The exercise:
Could you reproduce every line of the records below, character for character, with no changes?

Source data:
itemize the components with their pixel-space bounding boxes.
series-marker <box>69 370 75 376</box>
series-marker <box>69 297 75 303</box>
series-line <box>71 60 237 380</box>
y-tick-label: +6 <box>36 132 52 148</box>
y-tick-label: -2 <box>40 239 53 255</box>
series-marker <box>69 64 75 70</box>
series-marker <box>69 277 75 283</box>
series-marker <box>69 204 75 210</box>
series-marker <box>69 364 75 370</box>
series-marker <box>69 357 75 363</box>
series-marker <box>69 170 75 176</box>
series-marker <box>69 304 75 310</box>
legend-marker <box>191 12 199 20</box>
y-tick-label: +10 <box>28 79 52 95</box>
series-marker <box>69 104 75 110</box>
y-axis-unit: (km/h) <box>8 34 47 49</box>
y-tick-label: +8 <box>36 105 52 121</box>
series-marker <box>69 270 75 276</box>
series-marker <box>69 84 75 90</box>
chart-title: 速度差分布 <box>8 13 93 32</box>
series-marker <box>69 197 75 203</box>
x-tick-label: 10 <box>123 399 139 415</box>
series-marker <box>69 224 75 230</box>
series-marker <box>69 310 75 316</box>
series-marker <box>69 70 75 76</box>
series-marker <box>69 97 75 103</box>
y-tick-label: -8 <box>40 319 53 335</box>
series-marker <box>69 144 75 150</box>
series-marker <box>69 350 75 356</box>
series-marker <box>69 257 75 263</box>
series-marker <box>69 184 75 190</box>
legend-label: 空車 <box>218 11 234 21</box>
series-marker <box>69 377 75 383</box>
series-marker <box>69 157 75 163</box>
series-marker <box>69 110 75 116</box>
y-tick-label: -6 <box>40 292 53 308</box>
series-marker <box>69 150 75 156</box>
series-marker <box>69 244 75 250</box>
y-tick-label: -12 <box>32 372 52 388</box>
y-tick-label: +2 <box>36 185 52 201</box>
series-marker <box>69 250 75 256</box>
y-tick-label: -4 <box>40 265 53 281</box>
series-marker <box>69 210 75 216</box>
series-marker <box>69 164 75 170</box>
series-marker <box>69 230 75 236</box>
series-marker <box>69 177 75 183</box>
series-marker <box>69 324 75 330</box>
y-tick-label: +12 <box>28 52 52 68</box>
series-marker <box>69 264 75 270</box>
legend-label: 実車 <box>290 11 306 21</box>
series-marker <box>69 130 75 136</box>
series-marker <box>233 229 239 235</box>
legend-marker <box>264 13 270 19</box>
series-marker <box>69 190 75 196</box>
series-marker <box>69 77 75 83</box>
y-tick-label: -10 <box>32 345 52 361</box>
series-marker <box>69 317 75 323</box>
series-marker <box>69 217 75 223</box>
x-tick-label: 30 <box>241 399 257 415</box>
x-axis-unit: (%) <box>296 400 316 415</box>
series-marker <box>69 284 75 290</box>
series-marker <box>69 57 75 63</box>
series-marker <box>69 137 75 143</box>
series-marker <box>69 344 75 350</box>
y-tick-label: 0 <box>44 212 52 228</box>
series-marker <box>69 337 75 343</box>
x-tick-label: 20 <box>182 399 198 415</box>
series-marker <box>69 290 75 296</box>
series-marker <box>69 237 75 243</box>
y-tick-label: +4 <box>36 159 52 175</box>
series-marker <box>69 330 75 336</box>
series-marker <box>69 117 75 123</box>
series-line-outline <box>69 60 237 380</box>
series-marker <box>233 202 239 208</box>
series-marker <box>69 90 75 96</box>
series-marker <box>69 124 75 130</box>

Answer in full:
itemize the components with their pixel-space bounding boxes.
series-marker <box>69 370 75 376</box>
series-marker <box>69 297 75 303</box>
series-line <box>71 60 237 380</box>
y-tick-label: +6 <box>36 132 52 148</box>
y-tick-label: -2 <box>40 239 53 255</box>
series-marker <box>69 64 75 70</box>
series-marker <box>69 277 75 283</box>
series-marker <box>69 204 75 210</box>
series-marker <box>69 364 75 370</box>
series-marker <box>69 357 75 363</box>
series-marker <box>69 170 75 176</box>
series-marker <box>69 304 75 310</box>
legend-marker <box>191 12 199 20</box>
y-tick-label: +10 <box>28 79 52 95</box>
series-marker <box>69 104 75 110</box>
y-axis-unit: (km/h) <box>8 34 47 49</box>
y-tick-label: +8 <box>36 105 52 121</box>
series-marker <box>69 270 75 276</box>
series-marker <box>69 84 75 90</box>
chart-title: 速度差分布 <box>8 13 93 32</box>
series-marker <box>69 197 75 203</box>
x-tick-label: 10 <box>123 399 139 415</box>
series-marker <box>69 224 75 230</box>
series-marker <box>69 310 75 316</box>
series-marker <box>69 70 75 76</box>
series-marker <box>69 97 75 103</box>
y-tick-label: -8 <box>40 319 53 335</box>
series-marker <box>69 144 75 150</box>
series-marker <box>69 350 75 356</box>
series-marker <box>69 257 75 263</box>
series-marker <box>69 184 75 190</box>
legend-label: 空車 <box>218 11 234 21</box>
series-marker <box>69 377 75 383</box>
series-marker <box>69 157 75 163</box>
series-marker <box>69 110 75 116</box>
y-tick-label: -6 <box>40 292 53 308</box>
series-marker <box>69 150 75 156</box>
series-marker <box>69 244 75 250</box>
y-tick-label: -12 <box>32 372 52 388</box>
y-tick-label: +2 <box>36 185 52 201</box>
series-marker <box>69 250 75 256</box>
y-tick-label: -4 <box>40 265 53 281</box>
series-marker <box>69 210 75 216</box>
series-marker <box>69 164 75 170</box>
series-marker <box>69 230 75 236</box>
series-marker <box>69 177 75 183</box>
series-marker <box>69 324 75 330</box>
y-tick-label: +12 <box>28 52 52 68</box>
series-marker <box>69 264 75 270</box>
legend-label: 実車 <box>290 11 306 21</box>
series-marker <box>69 130 75 136</box>
series-marker <box>233 229 239 235</box>
legend-marker <box>264 13 270 19</box>
series-marker <box>69 190 75 196</box>
series-marker <box>69 77 75 83</box>
y-tick-label: -10 <box>32 345 52 361</box>
series-marker <box>69 317 75 323</box>
series-marker <box>69 217 75 223</box>
x-tick-label: 30 <box>241 399 257 415</box>
x-axis-unit: (%) <box>296 400 316 415</box>
series-marker <box>69 284 75 290</box>
series-marker <box>69 57 75 63</box>
series-marker <box>69 137 75 143</box>
series-marker <box>69 344 75 350</box>
y-tick-label: 0 <box>44 212 52 228</box>
series-marker <box>69 337 75 343</box>
x-tick-label: 20 <box>182 399 198 415</box>
series-marker <box>69 290 75 296</box>
series-marker <box>69 237 75 243</box>
y-tick-label: +4 <box>36 159 52 175</box>
series-marker <box>69 330 75 336</box>
series-marker <box>69 117 75 123</box>
series-line-outline <box>69 60 237 380</box>
series-marker <box>233 202 239 208</box>
series-marker <box>69 90 75 96</box>
series-marker <box>69 124 75 130</box>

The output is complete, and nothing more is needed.